### Instruction
Return the listing word for word, as given.

Dataset records:
------------------------

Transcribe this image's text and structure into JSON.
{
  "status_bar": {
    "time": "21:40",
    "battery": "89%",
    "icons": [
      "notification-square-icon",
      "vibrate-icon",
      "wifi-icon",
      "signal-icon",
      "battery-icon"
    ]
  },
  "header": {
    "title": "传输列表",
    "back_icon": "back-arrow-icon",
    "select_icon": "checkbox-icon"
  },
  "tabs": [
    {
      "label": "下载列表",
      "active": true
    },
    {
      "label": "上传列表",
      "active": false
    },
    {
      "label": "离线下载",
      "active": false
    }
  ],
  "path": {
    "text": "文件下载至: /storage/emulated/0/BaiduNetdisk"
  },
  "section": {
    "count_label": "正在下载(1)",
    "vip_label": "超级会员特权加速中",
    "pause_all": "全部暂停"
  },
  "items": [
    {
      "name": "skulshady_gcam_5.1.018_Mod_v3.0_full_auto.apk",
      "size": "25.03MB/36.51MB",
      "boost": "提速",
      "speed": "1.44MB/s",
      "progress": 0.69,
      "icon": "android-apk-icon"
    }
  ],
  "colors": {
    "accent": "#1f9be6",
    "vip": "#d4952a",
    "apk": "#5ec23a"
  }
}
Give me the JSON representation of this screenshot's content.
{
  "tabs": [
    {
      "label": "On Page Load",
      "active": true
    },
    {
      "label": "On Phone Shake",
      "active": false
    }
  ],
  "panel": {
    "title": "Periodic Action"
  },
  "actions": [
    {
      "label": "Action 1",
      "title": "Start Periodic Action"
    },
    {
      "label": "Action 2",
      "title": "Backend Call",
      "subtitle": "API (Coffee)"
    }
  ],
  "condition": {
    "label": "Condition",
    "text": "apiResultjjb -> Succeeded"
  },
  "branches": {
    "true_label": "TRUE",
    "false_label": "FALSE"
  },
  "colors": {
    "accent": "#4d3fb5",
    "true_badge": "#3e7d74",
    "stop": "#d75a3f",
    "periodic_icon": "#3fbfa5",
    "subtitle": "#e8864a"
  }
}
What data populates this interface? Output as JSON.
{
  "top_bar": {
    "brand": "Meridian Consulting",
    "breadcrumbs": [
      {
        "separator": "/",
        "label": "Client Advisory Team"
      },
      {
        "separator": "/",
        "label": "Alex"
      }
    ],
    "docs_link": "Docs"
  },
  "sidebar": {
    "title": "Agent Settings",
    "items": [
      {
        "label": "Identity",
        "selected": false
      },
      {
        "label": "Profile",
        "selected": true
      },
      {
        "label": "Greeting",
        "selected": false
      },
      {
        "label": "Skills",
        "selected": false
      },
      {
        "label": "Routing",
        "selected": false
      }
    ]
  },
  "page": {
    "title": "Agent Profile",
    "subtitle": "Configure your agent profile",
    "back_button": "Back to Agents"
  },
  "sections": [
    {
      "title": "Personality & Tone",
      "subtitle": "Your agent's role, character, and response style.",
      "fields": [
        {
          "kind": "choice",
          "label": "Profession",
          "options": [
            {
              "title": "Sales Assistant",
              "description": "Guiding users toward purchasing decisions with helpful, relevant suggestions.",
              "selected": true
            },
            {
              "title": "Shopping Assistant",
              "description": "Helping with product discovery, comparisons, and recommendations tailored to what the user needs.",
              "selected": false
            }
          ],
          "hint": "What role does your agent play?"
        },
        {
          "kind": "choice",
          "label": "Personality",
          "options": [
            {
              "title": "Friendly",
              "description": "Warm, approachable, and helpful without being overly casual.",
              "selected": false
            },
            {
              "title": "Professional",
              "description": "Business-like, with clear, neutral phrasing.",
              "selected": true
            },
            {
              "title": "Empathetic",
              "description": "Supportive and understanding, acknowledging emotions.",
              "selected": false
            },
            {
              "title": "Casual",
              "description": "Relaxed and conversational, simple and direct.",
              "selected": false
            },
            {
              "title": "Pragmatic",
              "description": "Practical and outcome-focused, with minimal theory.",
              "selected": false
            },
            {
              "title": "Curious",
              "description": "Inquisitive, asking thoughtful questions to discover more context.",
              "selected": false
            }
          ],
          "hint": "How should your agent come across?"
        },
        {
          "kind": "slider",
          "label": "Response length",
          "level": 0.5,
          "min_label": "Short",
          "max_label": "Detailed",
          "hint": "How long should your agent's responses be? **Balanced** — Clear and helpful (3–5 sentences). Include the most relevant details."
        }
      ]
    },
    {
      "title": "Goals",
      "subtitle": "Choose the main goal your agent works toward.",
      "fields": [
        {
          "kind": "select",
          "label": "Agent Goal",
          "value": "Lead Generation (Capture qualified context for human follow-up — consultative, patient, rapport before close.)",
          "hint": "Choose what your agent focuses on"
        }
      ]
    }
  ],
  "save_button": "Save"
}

------------------------

### Answer for this exercise
Transcribe this image's text and structure into JSON.
{
  "status_bar": {
    "time": "21:40",
    "battery": "89%",
    "icons": [
      "notification-square-icon",
      "vibrate-icon",
      "wifi-icon",
      "signal-icon",
      "battery-icon"
    ]
  },
  "header": {
    "title": "传输列表",
    "back_icon": "back-arrow-icon",
    "select_icon": "checkbox-icon"
  },
  "tabs": [
    {
      "label": "下载列表",
      "active": true
    },
    {
      "label": "上传列表",
      "active": false
    },
    {
      "label": "离线下载",
      "active": false
    }
  ],
  "path": {
    "text": "文件下载至: /storage/emulated/0/BaiduNetdisk"
  },
  "section": {
    "count_label": "正在下载(1)",
    "vip_label": "超级会员特权加速中",
    "pause_all": "全部暂停"
  },
  "items": [
    {
      "name": "skulshady_gcam_5.1.018_Mod_v3.0_full_auto.apk",
      "size": "25.03MB/36.51MB",
      "boost": "提速",
      "speed": "1.44MB/s",
      "progress": 0.69,
      "icon": "android-apk-icon"
    }
  ],
  "colors": {
    "accent": "#1f9be6",
    "vip": "#d4952a",
    "apk": "#5ec23a"
  }
}
Give me the JSON representation of this screenshot's content.
{
  "tabs": [
    {
      "label": "On Page Load",
      "active": true
    },
    {
      "label": "On Phone Shake",
      "active": false
    }
  ],
  "panel": {
    "title": "Periodic Action"
  },
  "actions": [
    {
      "label": "Action 1",
      "title": "Start Periodic Action"
    },
    {
      "label": "Action 2",
      "title": "Backend Call",
      "subtitle": "API (Coffee)"
    }
  ],
  "condition": {
    "label": "Condition",
    "text": "apiResultjjb -> Succeeded"
  },
  "branches": {
    "true_label": "TRUE",
    "false_label": "FALSE"
  },
  "colors": {
    "accent": "#4d3fb5",
    "true_badge": "#3e7d74",
    "stop": "#d75a3f",
    "periodic_icon": "#3fbfa5",
    "subtitle": "#e8864a"
  }
}
What data populates this interface? Output as JSON.
{
  "top_bar": {
    "brand": "Meridian Consulting",
    "breadcrumbs": [
      {
        "separator": "/",
        "label": "Client Advisory Team"
      },
      {
        "separator": "/",
        "label": "Alex"
      }
    ],
    "docs_link": "Docs"
  },
  "sidebar": {
    "title": "Agent Settings",
    "items": [
      {
        "label": "Identity",
        "selected": false
      },
      {
        "label": "Profile",
        "selected": true
      },
      {
        "label": "Greeting",
        "selected": false
      },
      {
        "label": "Skills",
        "selected": false
      },
      {
        "label": "Routing",
        "selected": false
      }
    ]
  },
  "page": {
    "title": "Agent Profile",
    "subtitle": "Configure your agent profile",
    "back_button": "Back to Agents"
  },
  "sections": [
    {
      "title": "Personality & Tone",
      "subtitle": "Your agent's role, character, and response style.",
      "fields": [
        {
          "kind": "choice",
          "label": "Profession",
          "options": [
            {
              "title": "Sales Assistant",
              "description": "Guiding users toward purchasing decisions with helpful, relevant suggestions.",
              "selected": true
            },
            {
              "title": "Shopping Assistant",
              "description": "Helping with product discovery, comparisons, and recommendations tailored to what the user needs.",
              "selected": false
            }
          ],
          "hint": "What role does your agent play?"
        },
        {
          "kind": "choice",
          "label": "Personality",
          "options": [
            {
              "title": "Friendly",
              "description": "Warm, approachable, and helpful without being overly casual.",
              "selected": false
            },
            {
              "title": "Professional",
              "description": "Business-like, with clear, neutral phrasing.",
              "selected": true
            },
            {
              "title": "Empathetic",
              "description": "Supportive and understanding, acknowledging emotions.",
              "selected": false
            },
            {
              "title": "Casual",
              "description": "Relaxed and conversational, simple and direct.",
              "selected": false
            },
            {
              "title": "Pragmatic",
              "description": "Practical and outcome-focused, with minimal theory.",
              "selected": false
            },
            {
              "title": "Curious",
              "description": "Inquisitive, asking thoughtful questions to discover more context.",
              "selected": false
            }
          ],
          "hint": "How should your agent come across?"
        },
        {
          "kind": "slider",
          "label": "Response length",
          "level": 0.5,
          "min_label": "Short",
          "max_label": "Detailed",
          "hint": "How long should your agent's responses be? **Balanced** — Clear and helpful (3–5 sentences). Include the most relevant details."
        }
      ]
    },
    {
      "title": "Goals",
      "subtitle": "Choose the main goal your agent works toward.",
      "fields": [
        {
          "kind": "select",
          "label": "Agent Goal",
          "value": "Lead Generation (Capture qualified context for human follow-up — consultative, patient, rapport before close.)",
          "hint": "Choose what your agent focuses on"
        }
      ]
    }
  ],
  "save_button": "Save"
}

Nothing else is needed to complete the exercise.